WHAT IS ASKED =>
For the listing below, give the number of lines in which "darbo" occurs. Add nothing.
____________________
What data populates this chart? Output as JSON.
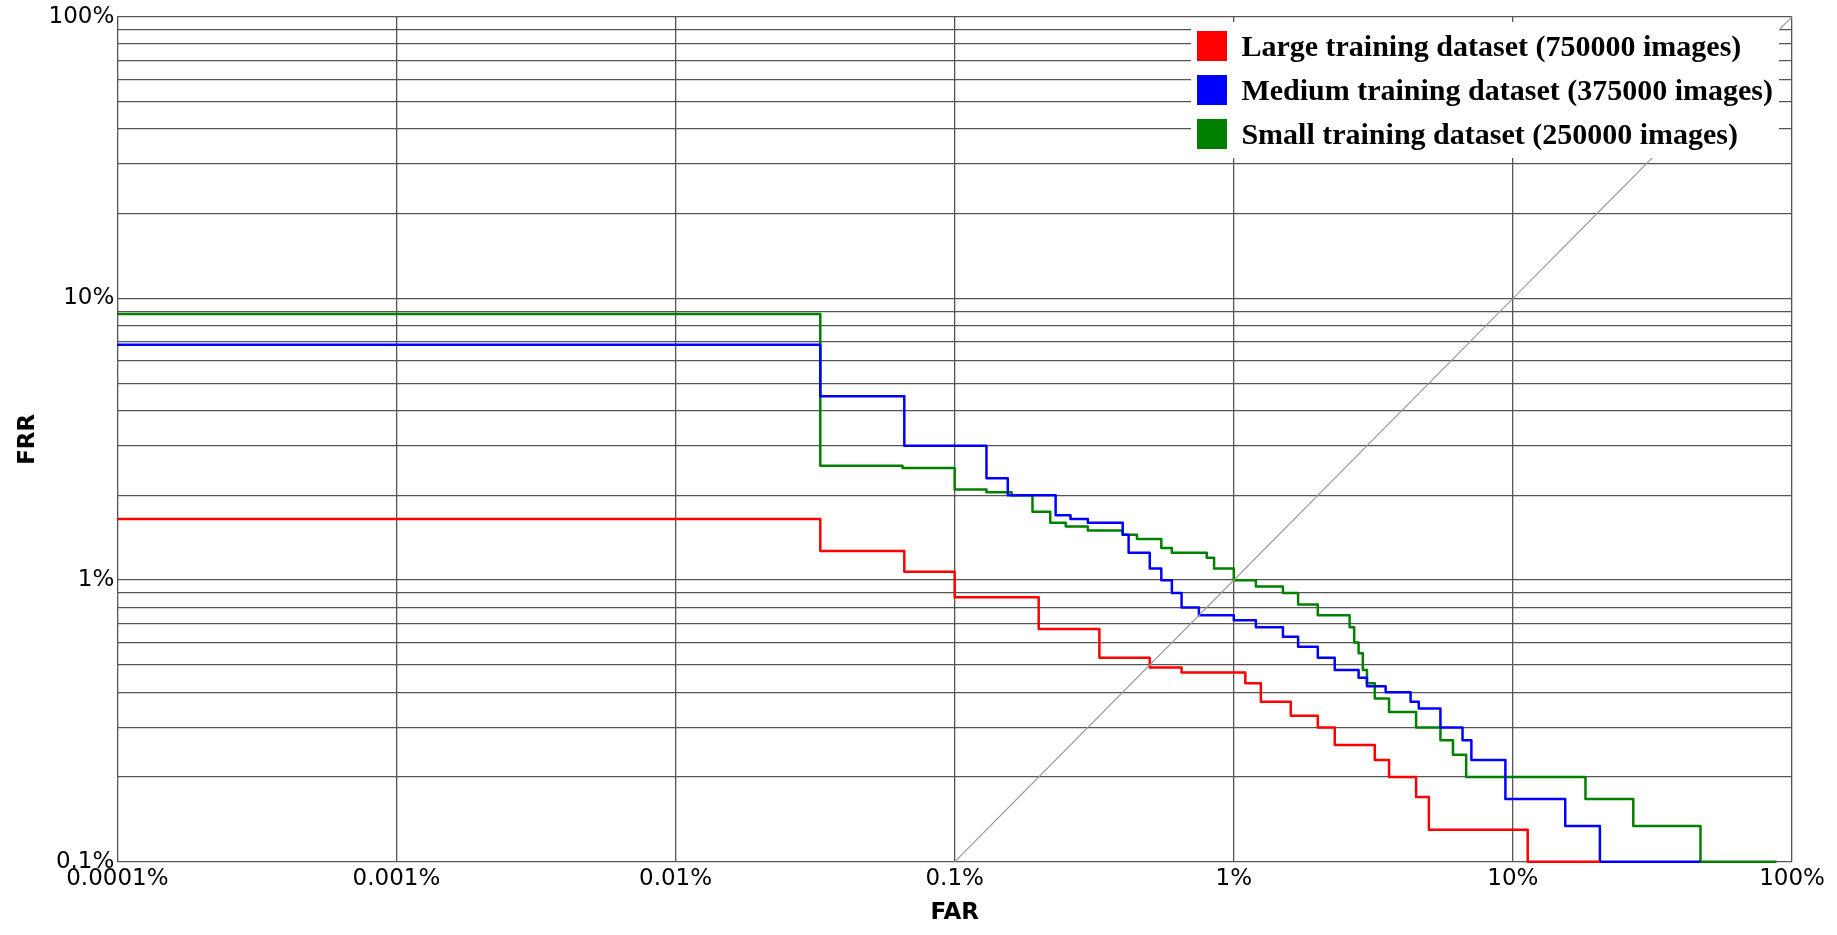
{
  "chart_data": {
    "type": "step",
    "xlabel": "FAR",
    "ylabel": "FRR",
    "log": "xy",
    "grid": true,
    "legend": "top right",
    "marker": "none",
    "line_style": "solid",
    "xlim": [
      0.0001,
      100
    ],
    "ylim": [
      0.1,
      100
    ],
    "xticks": [
      {
        "value": 0.0001,
        "label": "0.0001%"
      },
      {
        "value": 0.001,
        "label": "0.001%"
      },
      {
        "value": 0.01,
        "label": "0.01%"
      },
      {
        "value": 0.1,
        "label": "0.1%"
      },
      {
        "value": 1,
        "label": "1%"
      },
      {
        "value": 10,
        "label": "10%"
      },
      {
        "value": 100,
        "label": "100%"
      }
    ],
    "yticks": [
      {
        "value": 0.1,
        "label": "0.1%"
      },
      {
        "value": 0.2,
        "label": null
      },
      {
        "value": 0.3,
        "label": null
      },
      {
        "value": 0.4,
        "label": null
      },
      {
        "value": 0.5,
        "label": null
      },
      {
        "value": 0.6,
        "label": null
      },
      {
        "value": 0.7,
        "label": null
      },
      {
        "value": 0.8,
        "label": null
      },
      {
        "value": 0.9,
        "label": null
      },
      {
        "value": 1,
        "label": "1%"
      },
      {
        "value": 2,
        "label": null
      },
      {
        "value": 3,
        "label": null
      },
      {
        "value": 4,
        "label": null
      },
      {
        "value": 5,
        "label": null
      },
      {
        "value": 6,
        "label": null
      },
      {
        "value": 7,
        "label": null
      },
      {
        "value": 8,
        "label": null
      },
      {
        "value": 9,
        "label": null
      },
      {
        "value": 10,
        "label": "10%"
      },
      {
        "value": 20,
        "label": null
      },
      {
        "value": 30,
        "label": null
      },
      {
        "value": 40,
        "label": null
      },
      {
        "value": 50,
        "label": null
      },
      {
        "value": 60,
        "label": null
      },
      {
        "value": 70,
        "label": null
      },
      {
        "value": 80,
        "label": null
      },
      {
        "value": 90,
        "label": null
      },
      {
        "value": 100,
        "label": "100%"
      }
    ],
    "series": [
      {
        "type": "line",
        "color": "#999999",
        "x": [
          0.1,
          100
        ],
        "values": [
          0.1,
          100
        ]
      },
      {
        "name": "Large training dataset (750000 images)",
        "color": "#ff0000",
        "x": [
          0.0001,
          0.033,
          0.066,
          0.1,
          0.2,
          0.33,
          0.5,
          0.65,
          1.1,
          1.25,
          1.6,
          2.0,
          2.3,
          3.2,
          3.6,
          4.5,
          5.0,
          11.3,
          20.5
        ],
        "values": [
          1.65,
          1.27,
          1.07,
          0.87,
          0.67,
          0.53,
          0.49,
          0.47,
          0.43,
          0.37,
          0.33,
          0.3,
          0.26,
          0.23,
          0.2,
          0.17,
          0.13,
          0.1,
          0.1
        ]
      },
      {
        "name": "Medium training dataset (375000 images)",
        "color": "#0000ff",
        "x": [
          0.0001,
          0.033,
          0.066,
          0.13,
          0.155,
          0.23,
          0.26,
          0.3,
          0.4,
          0.42,
          0.5,
          0.55,
          0.6,
          0.65,
          0.75,
          1.0,
          1.2,
          1.5,
          1.7,
          2.0,
          2.3,
          2.8,
          3.0,
          3.5,
          4.3,
          4.6,
          5.5,
          6.6,
          7.1,
          9.4,
          15.4,
          20.5,
          47
        ],
        "values": [
          6.85,
          4.5,
          3.0,
          2.3,
          2.0,
          1.7,
          1.65,
          1.6,
          1.45,
          1.25,
          1.1,
          1.0,
          0.9,
          0.8,
          0.75,
          0.72,
          0.68,
          0.63,
          0.58,
          0.53,
          0.48,
          0.45,
          0.42,
          0.4,
          0.37,
          0.35,
          0.3,
          0.27,
          0.23,
          0.167,
          0.134,
          0.1,
          0.1
        ]
      },
      {
        "name": "Small training dataset (250000 images)",
        "color": "#008000",
        "x": [
          0.0001,
          0.033,
          0.065,
          0.1,
          0.13,
          0.16,
          0.19,
          0.22,
          0.25,
          0.3,
          0.4,
          0.45,
          0.55,
          0.6,
          0.8,
          0.85,
          1.0,
          1.2,
          1.5,
          1.7,
          2.0,
          2.6,
          2.7,
          2.8,
          2.9,
          3.0,
          3.2,
          3.6,
          4.5,
          5.5,
          6.1,
          6.8,
          18.2,
          27,
          47,
          88
        ],
        "values": [
          8.8,
          2.55,
          2.5,
          2.1,
          2.05,
          2.0,
          1.75,
          1.6,
          1.55,
          1.5,
          1.45,
          1.4,
          1.3,
          1.25,
          1.2,
          1.1,
          1.0,
          0.95,
          0.9,
          0.82,
          0.75,
          0.68,
          0.6,
          0.55,
          0.48,
          0.43,
          0.38,
          0.34,
          0.3,
          0.27,
          0.24,
          0.2,
          0.167,
          0.134,
          0.1,
          0.1
        ]
      }
    ]
  }
}
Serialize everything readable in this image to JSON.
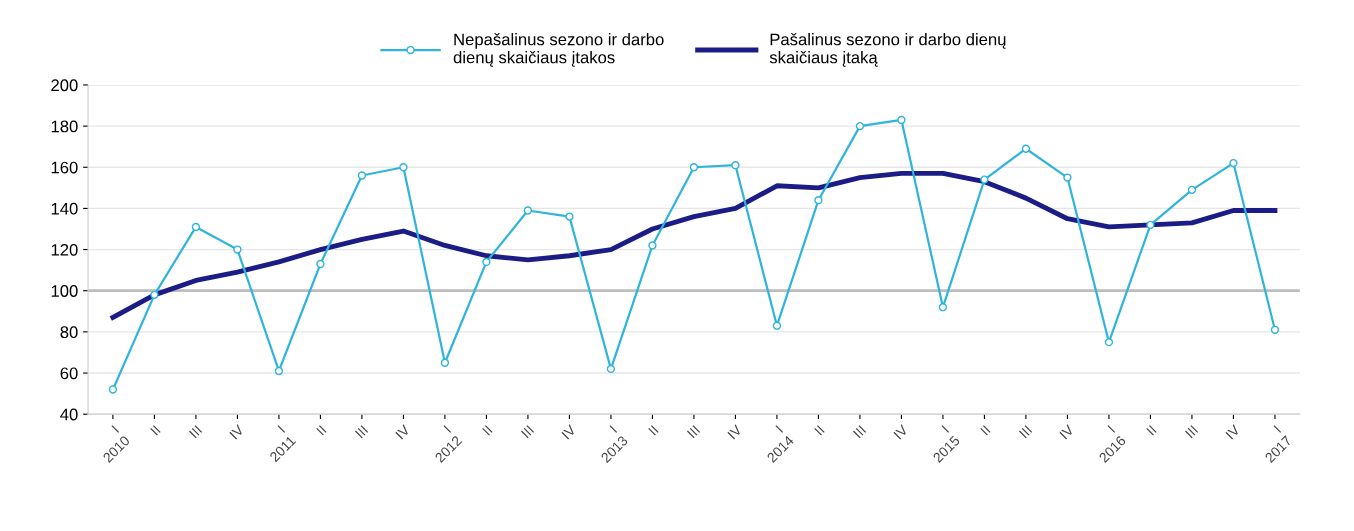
{
  "chart_data": {
    "type": "line",
    "categories": [
      "I\n2010",
      "II",
      "III",
      "IV",
      "I\n2011",
      "II",
      "III",
      "IV",
      "I\n2012",
      "II",
      "III",
      "IV",
      "I\n2013",
      "II",
      "III",
      "IV",
      "I\n2014",
      "II",
      "III",
      "IV",
      "I\n2015",
      "II",
      "III",
      "IV",
      "I\n2016",
      "II",
      "III",
      "IV",
      "I\n2017"
    ],
    "series": [
      {
        "name": "Nepašalinus sezono ir darbo\ndienų skaičiaus įtakos",
        "color": "#2fb4dc",
        "marker": "circle",
        "values": [
          52,
          98,
          131,
          120,
          61,
          113,
          156,
          160,
          65,
          114,
          139,
          136,
          62,
          122,
          160,
          161,
          83,
          144,
          180,
          183,
          92,
          154,
          169,
          155,
          75,
          132,
          149,
          162,
          81
        ]
      },
      {
        "name": "Pašalinus sezono ir darbo dienų\nskaičiaus įtaką",
        "color": "#1c1c86",
        "values": [
          87,
          98,
          105,
          109,
          114,
          120,
          125,
          129,
          122,
          117,
          115,
          117,
          120,
          130,
          136,
          140,
          151,
          150,
          155,
          157,
          157,
          153,
          145,
          135,
          131,
          132,
          133,
          139,
          139
        ]
      }
    ],
    "ylim": [
      40,
      200
    ],
    "yticks": [
      40,
      60,
      80,
      100,
      120,
      140,
      160,
      180,
      200
    ],
    "ref_lines": [
      {
        "axis": "y",
        "value": 100,
        "color": "#bdbdbd"
      }
    ],
    "grid": "y",
    "legend": "top"
  }
}
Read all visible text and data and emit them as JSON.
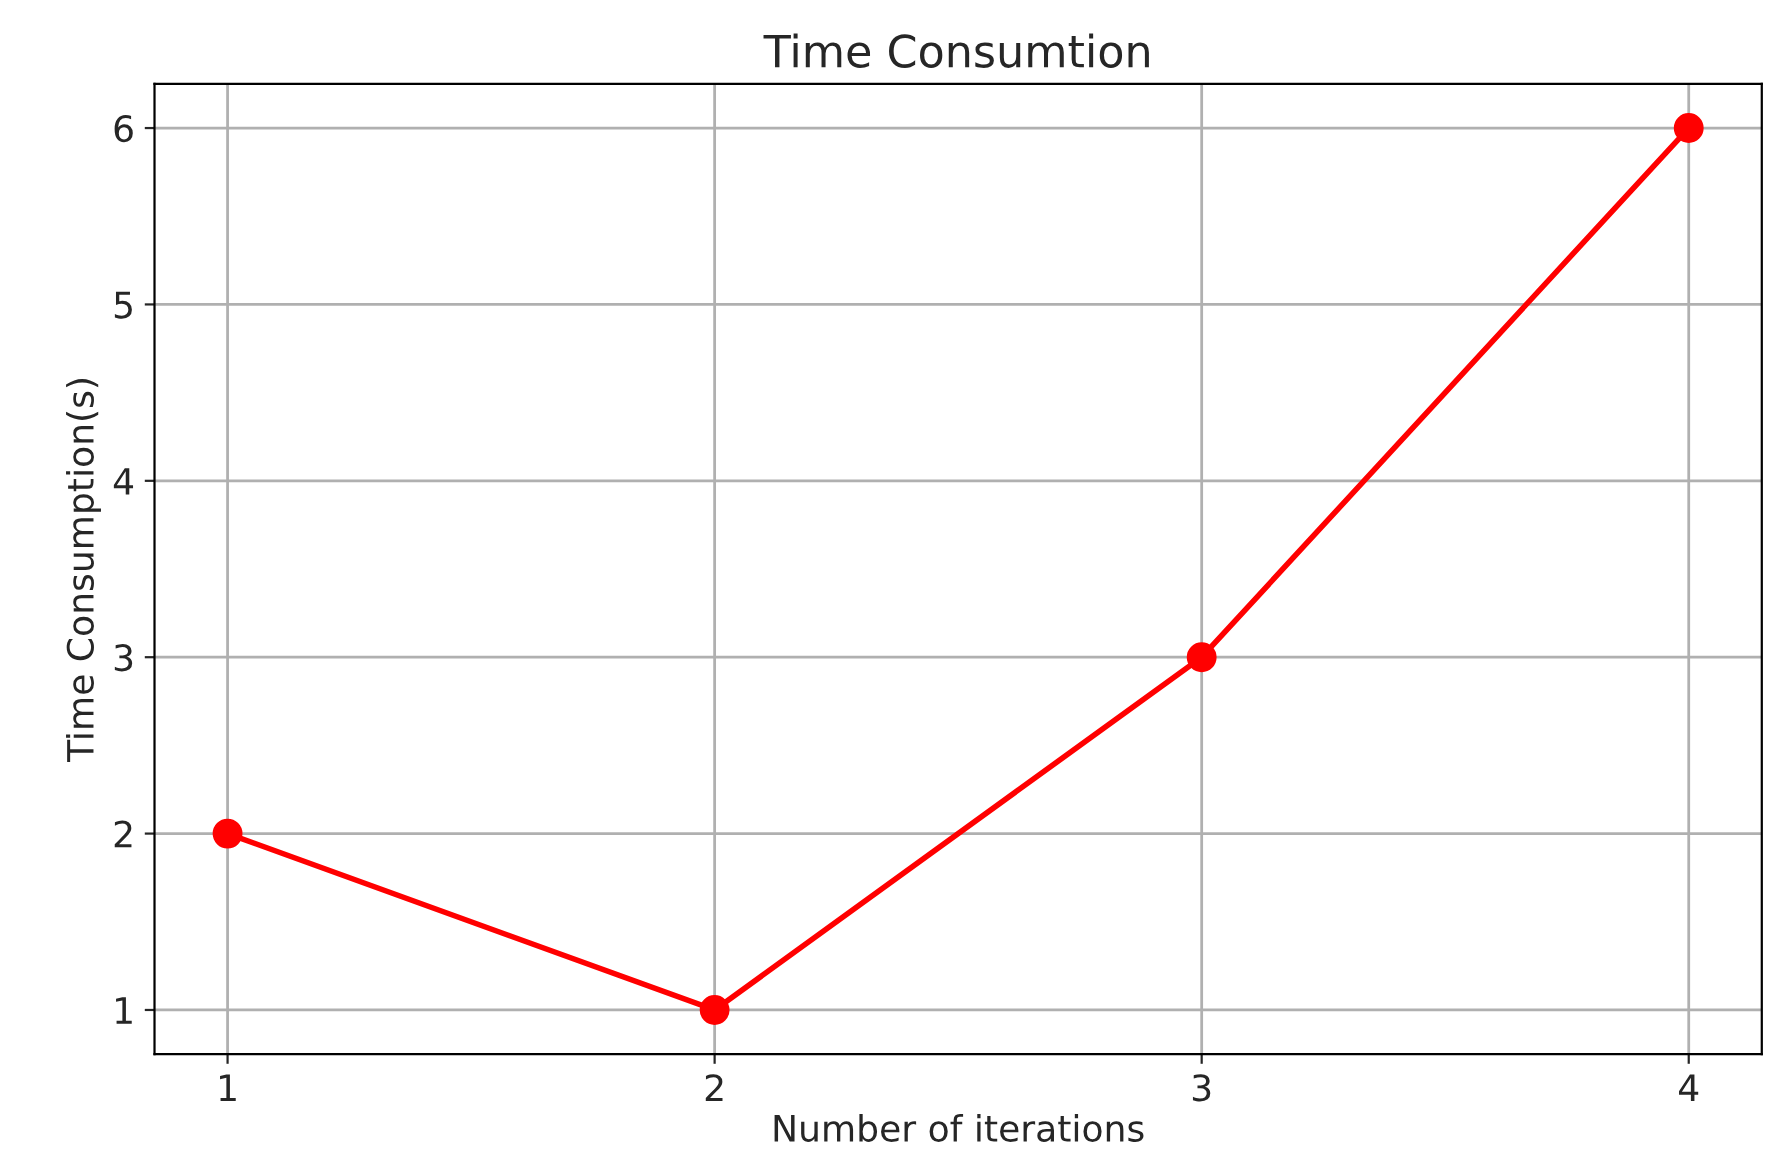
{
  "chart_data": {
    "type": "line",
    "title": "Time Consumtion",
    "xlabel": "Number of iterations",
    "ylabel": "Time Consumption(s)",
    "x": [
      1,
      2,
      3,
      4
    ],
    "series": [
      {
        "color": "#ff0000",
        "values": [
          2,
          1,
          3,
          6
        ]
      }
    ],
    "xlim": [
      0.85,
      4.15
    ],
    "ylim": [
      0.75,
      6.25
    ],
    "xticks": [
      1,
      2,
      3,
      4
    ],
    "yticks": [
      1,
      2,
      3,
      4,
      5,
      6
    ],
    "grid": true,
    "marker": "circle",
    "line_style": "solid"
  }
}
____________________
FULL RESPONSE =>
2